* [AIM OF THE TASK] Can you rewrite the data below as a JSON list of strings, with one string per line and any blank lines left out?

---*---

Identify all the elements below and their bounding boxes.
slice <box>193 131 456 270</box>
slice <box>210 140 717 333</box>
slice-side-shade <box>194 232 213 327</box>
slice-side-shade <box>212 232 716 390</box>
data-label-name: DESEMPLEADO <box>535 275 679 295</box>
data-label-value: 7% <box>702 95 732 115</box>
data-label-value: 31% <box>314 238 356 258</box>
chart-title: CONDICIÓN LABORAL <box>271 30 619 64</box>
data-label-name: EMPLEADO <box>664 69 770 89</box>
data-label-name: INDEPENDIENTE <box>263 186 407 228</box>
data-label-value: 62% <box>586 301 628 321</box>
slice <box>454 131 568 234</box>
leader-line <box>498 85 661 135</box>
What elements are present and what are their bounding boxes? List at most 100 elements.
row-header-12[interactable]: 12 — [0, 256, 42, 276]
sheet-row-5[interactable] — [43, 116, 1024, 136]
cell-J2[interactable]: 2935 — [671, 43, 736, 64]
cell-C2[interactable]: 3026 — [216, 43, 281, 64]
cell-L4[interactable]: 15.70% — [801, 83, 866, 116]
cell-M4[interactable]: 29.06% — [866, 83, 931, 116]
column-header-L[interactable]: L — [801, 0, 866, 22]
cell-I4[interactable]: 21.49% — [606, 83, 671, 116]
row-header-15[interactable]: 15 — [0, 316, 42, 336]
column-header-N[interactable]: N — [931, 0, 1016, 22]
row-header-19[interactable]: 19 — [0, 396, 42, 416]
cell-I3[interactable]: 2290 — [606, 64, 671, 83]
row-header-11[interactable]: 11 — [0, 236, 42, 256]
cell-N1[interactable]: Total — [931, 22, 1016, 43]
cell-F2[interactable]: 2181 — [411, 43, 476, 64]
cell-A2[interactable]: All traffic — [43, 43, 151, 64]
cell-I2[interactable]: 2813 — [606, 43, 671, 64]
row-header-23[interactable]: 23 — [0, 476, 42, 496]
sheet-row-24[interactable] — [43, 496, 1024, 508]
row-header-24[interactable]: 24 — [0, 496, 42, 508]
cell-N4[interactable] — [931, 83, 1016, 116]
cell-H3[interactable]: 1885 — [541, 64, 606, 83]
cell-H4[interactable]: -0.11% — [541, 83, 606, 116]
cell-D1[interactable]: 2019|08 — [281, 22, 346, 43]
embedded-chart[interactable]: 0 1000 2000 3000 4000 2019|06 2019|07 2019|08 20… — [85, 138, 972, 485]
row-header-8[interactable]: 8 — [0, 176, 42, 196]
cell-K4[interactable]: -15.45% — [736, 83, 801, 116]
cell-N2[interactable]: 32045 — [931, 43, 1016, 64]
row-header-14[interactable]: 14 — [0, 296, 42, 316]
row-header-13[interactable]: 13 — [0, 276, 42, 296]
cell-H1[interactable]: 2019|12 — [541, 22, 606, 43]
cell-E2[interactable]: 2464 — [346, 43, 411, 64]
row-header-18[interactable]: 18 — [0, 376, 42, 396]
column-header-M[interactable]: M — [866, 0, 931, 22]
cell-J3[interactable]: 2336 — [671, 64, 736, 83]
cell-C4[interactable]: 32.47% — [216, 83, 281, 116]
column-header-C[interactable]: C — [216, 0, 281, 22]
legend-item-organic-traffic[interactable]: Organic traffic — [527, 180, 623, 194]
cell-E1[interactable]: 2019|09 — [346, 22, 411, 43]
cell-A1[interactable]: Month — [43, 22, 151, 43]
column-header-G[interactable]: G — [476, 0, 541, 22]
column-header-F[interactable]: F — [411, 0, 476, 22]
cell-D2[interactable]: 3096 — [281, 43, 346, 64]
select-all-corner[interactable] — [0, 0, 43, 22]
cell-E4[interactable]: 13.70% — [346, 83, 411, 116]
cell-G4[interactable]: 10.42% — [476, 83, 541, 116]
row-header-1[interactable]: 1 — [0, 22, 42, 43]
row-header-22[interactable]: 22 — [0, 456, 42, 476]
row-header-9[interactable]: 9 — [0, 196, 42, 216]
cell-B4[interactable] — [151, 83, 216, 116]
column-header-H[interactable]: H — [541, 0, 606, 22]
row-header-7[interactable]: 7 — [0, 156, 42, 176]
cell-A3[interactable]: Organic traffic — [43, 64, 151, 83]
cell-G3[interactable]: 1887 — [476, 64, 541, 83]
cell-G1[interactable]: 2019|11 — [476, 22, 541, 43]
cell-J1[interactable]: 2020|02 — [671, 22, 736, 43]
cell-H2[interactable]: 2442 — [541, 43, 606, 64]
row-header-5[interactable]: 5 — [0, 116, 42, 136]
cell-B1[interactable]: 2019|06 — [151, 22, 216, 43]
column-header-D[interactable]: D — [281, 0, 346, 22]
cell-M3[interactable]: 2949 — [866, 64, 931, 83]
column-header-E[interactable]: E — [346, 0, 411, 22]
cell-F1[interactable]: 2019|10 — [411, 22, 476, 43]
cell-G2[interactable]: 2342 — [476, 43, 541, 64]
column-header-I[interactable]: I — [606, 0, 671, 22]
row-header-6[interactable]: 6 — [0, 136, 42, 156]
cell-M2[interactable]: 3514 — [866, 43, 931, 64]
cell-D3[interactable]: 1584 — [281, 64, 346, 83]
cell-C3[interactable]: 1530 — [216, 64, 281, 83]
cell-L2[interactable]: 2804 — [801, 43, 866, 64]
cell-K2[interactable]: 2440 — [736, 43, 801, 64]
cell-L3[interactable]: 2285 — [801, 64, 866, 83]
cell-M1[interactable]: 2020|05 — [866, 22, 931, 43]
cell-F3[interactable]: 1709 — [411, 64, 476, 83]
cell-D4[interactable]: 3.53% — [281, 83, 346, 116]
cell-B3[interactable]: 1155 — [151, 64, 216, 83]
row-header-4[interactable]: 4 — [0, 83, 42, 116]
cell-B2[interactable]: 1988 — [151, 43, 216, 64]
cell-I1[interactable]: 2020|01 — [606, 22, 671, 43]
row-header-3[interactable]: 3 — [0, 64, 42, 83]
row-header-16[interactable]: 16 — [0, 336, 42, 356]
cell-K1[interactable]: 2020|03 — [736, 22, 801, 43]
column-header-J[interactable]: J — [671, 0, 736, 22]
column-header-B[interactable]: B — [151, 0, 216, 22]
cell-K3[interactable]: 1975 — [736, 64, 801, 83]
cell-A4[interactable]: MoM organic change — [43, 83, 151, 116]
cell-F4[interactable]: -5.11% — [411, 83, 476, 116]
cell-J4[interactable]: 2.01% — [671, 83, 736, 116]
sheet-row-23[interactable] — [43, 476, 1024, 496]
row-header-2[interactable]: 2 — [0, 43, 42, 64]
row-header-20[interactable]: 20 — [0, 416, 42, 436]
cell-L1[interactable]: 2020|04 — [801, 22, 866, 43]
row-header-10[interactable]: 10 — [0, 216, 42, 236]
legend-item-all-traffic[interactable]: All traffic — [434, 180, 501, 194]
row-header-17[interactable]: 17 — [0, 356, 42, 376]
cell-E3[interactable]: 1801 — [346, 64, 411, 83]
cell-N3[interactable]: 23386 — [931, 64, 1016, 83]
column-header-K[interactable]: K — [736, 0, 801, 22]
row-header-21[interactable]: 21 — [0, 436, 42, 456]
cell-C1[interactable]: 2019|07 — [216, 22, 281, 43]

---*---

* [CORRECT RESPONSE]
[
  "Identify all the elements below and their bounding boxes.",
  "slice <box>193 131 456 270</box>",
  "slice <box>210 140 717 333</box>",
  "slice-side-shade <box>194 232 213 327</box>",
  "slice-side-shade <box>212 232 716 390</box>",
  "data-label-name: DESEMPLEADO <box>535 275 679 295</box>",
  "data-label-value: 7% <box>702 95 732 115</box>",
  "data-label-value: 31% <box>314 238 356 258</box>",
  "chart-title: CONDICIÓN LABORAL <box>271 30 619 64</box>",
  "data-label-name: EMPLEADO <box>664 69 770 89</box>",
  "data-label-name: INDEPENDIENTE <box>263 186 407 228</box>",
  "data-label-value: 62% <box>586 301 628 321</box>",
  "slice <box>454 131 568 234</box>",
  "leader-line <box>498 85 661 135</box>",
  "What elements are present and what are their bounding boxes? List at most 100 elements.",
  "row-header-12[interactable]: 12 — [0, 256, 42, 276]",
  "sheet-row-5[interactable] — [43, 116, 1024, 136]",
  "cell-J2[interactable]: 2935 — [671, 43, 736, 64]",
  "cell-C2[interactable]: 3026 — [216, 43, 281, 64]",
  "cell-L4[interactable]: 15.70% — [801, 83, 866, 116]",
  "cell-M4[interactable]: 29.06% — [866, 83, 931, 116]",
  "column-header-L[interactable]: L — [801, 0, 866, 22]",
  "cell-I4[interactable]: 21.49% — [606, 83, 671, 116]",
  "row-header-15[interactable]: 15 — [0, 316, 42, 336]",
  "column-header-N[interactable]: N — [931, 0, 1016, 22]",
  "row-header-19[interactable]: 19 — [0, 396, 42, 416]",
  "cell-I3[interactable]: 2290 — [606, 64, 671, 83]",
  "row-header-11[interactable]: 11 — [0, 236, 42, 256]",
  "cell-N1[interactable]: Total — [931, 22, 1016, 43]",
  "cell-F2[interactable]: 2181 — [411, 43, 476, 64]",
  "cell-A2[interactable]: All traffic — [43, 43, 151, 64]",
  "cell-I2[interactable]: 2813 — [606, 43, 671, 64]",
  "row-header-23[interactable]: 23 — [0, 476, 42, 496]",
  "sheet-row-24[interactable] — [43, 496, 1024, 508]",
  "row-header-24[interactable]: 24 — [0, 496, 42, 508]",
  "cell-N4[interactable] — [931, 83, 1016, 116]",
  "cell-H3[interactable]: 1885 — [541, 64, 606, 83]",
  "cell-H4[interactable]: -0.11% — [541, 83, 606, 116]",
  "cell-D1[interactable]: 2019|08 — [281, 22, 346, 43]",
  "embedded-chart[interactable]: 0 1000 2000 3000 4000 2019|06 2019|07 2019|08 20… — [85, 138, 972, 485]",
  "row-header-8[interactable]: 8 — [0, 176, 42, 196]",
  "cell-K4[interactable]: -15.45% — [736, 83, 801, 116]",
  "cell-N2[interactable]: 32045 — [931, 43, 1016, 64]",
  "row-header-14[interactable]: 14 — [0, 296, 42, 316]",
  "row-header-13[interactable]: 13 — [0, 276, 42, 296]",
  "cell-H1[interactable]: 2019|12 — [541, 22, 606, 43]",
  "cell-E2[interactable]: 2464 — [346, 43, 411, 64]",
  "row-header-18[interactable]: 18 — [0, 376, 42, 396]",
  "column-header-M[interactable]: M — [866, 0, 931, 22]",
  "cell-J3[interactable]: 2336 — [671, 64, 736, 83]",
  "cell-C4[interactable]: 32.47% — [216, 83, 281, 116]",
  "column-header-C[interactable]: C — [216, 0, 281, 22]",
  "legend-item-organic-traffic[interactable]: Organic traffic — [527, 180, 623, 194]",
  "cell-E1[interactable]: 2019|09 — [346, 22, 411, 43]",
  "cell-A1[interactable]: Month — [43, 22, 151, 43]",
  "column-header-G[interactable]: G — [476, 0, 541, 22]",
  "column-header-F[interactable]: F — [411, 0, 476, 22]",
  "cell-D2[interactable]: 3096 — [281, 43, 346, 64]",
  "select-all-corner[interactable] — [0, 0, 43, 22]",
  "cell-E4[interactable]: 13.70% — [346, 83, 411, 116]",
  "cell-G4[interactable]: 10.42% — [476, 83, 541, 116]",
  "row-header-1[interactable]: 1 — [0, 22, 42, 43]",
  "row-header-22[interactable]: 22 — [0, 456, 42, 476]",
  "row-header-9[interactable]: 9 — [0, 196, 42, 216]",
  "cell-B4[interactable] — [151, 83, 216, 116]",
  "column-header-H[interactable]: H — [541, 0, 606, 22]",
  "row-header-7[interactable]: 7 — [0, 156, 42, 176]",
  "cell-A3[interactable]: Organic traffic — [43, 64, 151, 83]",
  "cell-G3[interactable]: 1887 — [476, 64, 541, 83]",
  "cell-G1[interactable]: 2019|11 — [476, 22, 541, 43]",
  "cell-J1[interactable]: 2020|02 — [671, 22, 736, 43]",
  "cell-H2[interactable]: 2442 — [541, 43, 606, 64]",
  "row-header-5[interactable]: 5 — [0, 116, 42, 136]",
  "cell-B1[interactable]: 2019|06 — [151, 22, 216, 43]",
  "column-header-D[interactable]: D — [281, 0, 346, 22]",
  "cell-M3[interactable]: 2949 — [866, 64, 931, 83]",
  "column-header-E[interactable]: E — [346, 0, 411, 22]",
  "cell-F1[interactable]: 2019|10 — [411, 22, 476, 43]",
  "cell-G2[interactable]: 2342 — [476, 43, 541, 64]",
  "column-header-I[interactable]: I — [606, 0, 671, 22]",
  "row-header-6[interactable]: 6 — [0, 136, 42, 156]",
  "cell-M2[interactable]: 3514 — [866, 43, 931, 64]",
  "cell-D3[interactable]: 1584 — [281, 64, 346, 83]",
  "cell-C3[interactable]: 1530 — [216, 64, 281, 83]",
  "cell-L2[interactable]: 2804 — [801, 43, 866, 64]",
  "cell-K2[interactable]: 2440 — [736, 43, 801, 64]",
  "cell-L3[interactable]: 2285 — [801, 64, 866, 83]",
  "cell-M1[interactable]: 2020|05 — [866, 22, 931, 43]",
  "cell-F3[interactable]: 1709 — [411, 64, 476, 83]",
  "cell-D4[interactable]: 3.53% — [281, 83, 346, 116]",
  "cell-B3[interactable]: 1155 — [151, 64, 216, 83]",
  "row-header-4[interactable]: 4 — [0, 83, 42, 116]",
  "cell-B2[interactable]: 1988 — [151, 43, 216, 64]",
  "cell-I1[interactable]: 2020|01 — [606, 22, 671, 43]",
  "row-header-3[interactable]: 3 — [0, 64, 42, 83]",
  "row-header-16[interactable]: 16 — [0, 336, 42, 356]",
  "cell-K1[interactable]: 2020|03 — [736, 22, 801, 43]",
  "column-header-J[interactable]: J — [671, 0, 736, 22]",
  "column-header-B[interactable]: B — [151, 0, 216, 22]",
  "cell-K3[interactable]: 1975 — [736, 64, 801, 83]",
  "cell-A4[interactable]: MoM organic change — [43, 83, 151, 116]",
  "cell-F4[interactable]: -5.11% — [411, 83, 476, 116]",
  "cell-J4[interactable]: 2.01% — [671, 83, 736, 116]",
  "sheet-row-23[interactable] — [43, 476, 1024, 496]",
  "row-header-2[interactable]: 2 — [0, 43, 42, 64]",
  "row-header-20[interactable]: 20 — [0, 416, 42, 436]",
  "cell-L1[interactable]: 2020|04 — [801, 22, 866, 43]",
  "row-header-10[interactable]: 10 — [0, 216, 42, 236]",
  "legend-item-all-traffic[interactable]: All traffic — [434, 180, 501, 194]",
  "row-header-17[interactable]: 17 — [0, 356, 42, 376]",
  "cell-E3[interactable]: 1801 — [346, 64, 411, 83]",
  "cell-N3[interactable]: 23386 — [931, 64, 1016, 83]",
  "column-header-K[interactable]: K — [736, 0, 801, 22]",
  "row-header-21[interactable]: 21 — [0, 436, 42, 456]",
  "cell-C1[interactable]: 2019|07 — [216, 22, 281, 43]"
]